═════ Records shown ═════

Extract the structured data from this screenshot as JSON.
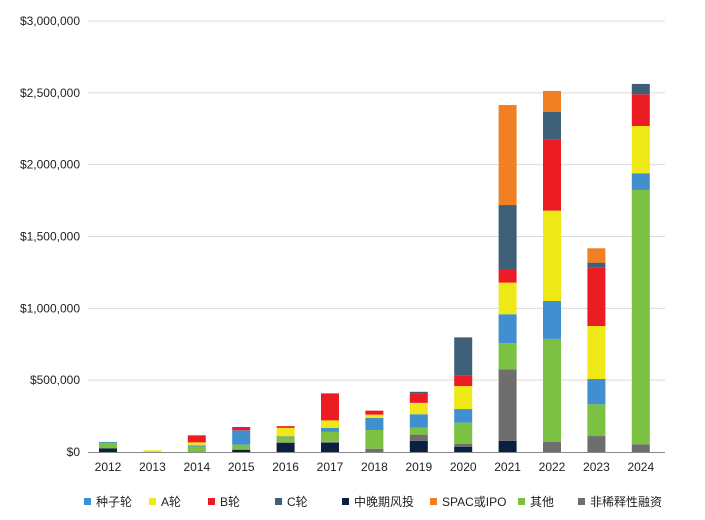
{
  "chart_data": {
    "type": "bar",
    "stacked": true,
    "title": "",
    "xlabel": "",
    "ylabel": "",
    "ylim": [
      0,
      3000000
    ],
    "yticks": [
      0,
      500000,
      1000000,
      1500000,
      2000000,
      2500000,
      3000000
    ],
    "ytick_labels": [
      "$0",
      "$500,000",
      "$1,000,000",
      "$1,500,000",
      "$2,000,000",
      "$2,500,000",
      "$3,000,000"
    ],
    "grid": true,
    "legend_position": "bottom",
    "categories": [
      "2012",
      "2013",
      "2014",
      "2015",
      "2016",
      "2017",
      "2018",
      "2019",
      "2020",
      "2021",
      "2022",
      "2023",
      "2024"
    ],
    "series": [
      {
        "name": "中晚期风投",
        "color": "#0B1F40",
        "values": [
          26000,
          0,
          0,
          16000,
          63000,
          63000,
          0,
          77000,
          37000,
          77000,
          0,
          0,
          0
        ]
      },
      {
        "name": "非稀释性融资",
        "color": "#6E6E6F",
        "values": [
          0,
          0,
          0,
          0,
          5000,
          7000,
          23000,
          44000,
          21000,
          499000,
          72000,
          111000,
          54000
        ]
      },
      {
        "name": "其他",
        "color": "#7DC142",
        "values": [
          40000,
          0,
          37000,
          35000,
          35000,
          70000,
          130000,
          49000,
          146000,
          181000,
          715000,
          221000,
          1770000
        ]
      },
      {
        "name": "种子轮",
        "color": "#418FCE",
        "values": [
          4000,
          0,
          9000,
          100000,
          5000,
          28000,
          84000,
          93000,
          95000,
          202000,
          264000,
          176000,
          116000
        ]
      },
      {
        "name": "A轮",
        "color": "#EFE817",
        "values": [
          0,
          12000,
          21000,
          0,
          60000,
          52000,
          23000,
          79000,
          160000,
          220000,
          629000,
          369000,
          329000
        ]
      },
      {
        "name": "B轮",
        "color": "#EC1C24",
        "values": [
          0,
          0,
          49000,
          23000,
          12000,
          188000,
          28000,
          68000,
          72000,
          95000,
          497000,
          406000,
          221000
        ]
      },
      {
        "name": "C轮",
        "color": "#3D5F78",
        "values": [
          0,
          0,
          0,
          0,
          0,
          0,
          0,
          9000,
          267000,
          445000,
          192000,
          35000,
          72000
        ]
      },
      {
        "name": "SPAC或IPO",
        "color": "#F08023",
        "values": [
          0,
          0,
          0,
          0,
          0,
          0,
          0,
          0,
          0,
          696000,
          144000,
          100000,
          0
        ]
      }
    ],
    "legend_order": [
      "种子轮",
      "A轮",
      "B轮",
      "C轮",
      "中晚期风投",
      "SPAC或IPO",
      "其他",
      "非稀释性融资"
    ]
  }
}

═════

* [Given instruction]: Isolate each line of the listing above that includes "color". Copy it.

* [Solution for this exercise]:
        "color": "#0B1F40",
        "color": "#6E6E6F",
        "color": "#7DC142",
        "color": "#418FCE",
        "color": "#EFE817",
        "color": "#EC1C24",
        "color": "#3D5F78",
        "color": "#F08023",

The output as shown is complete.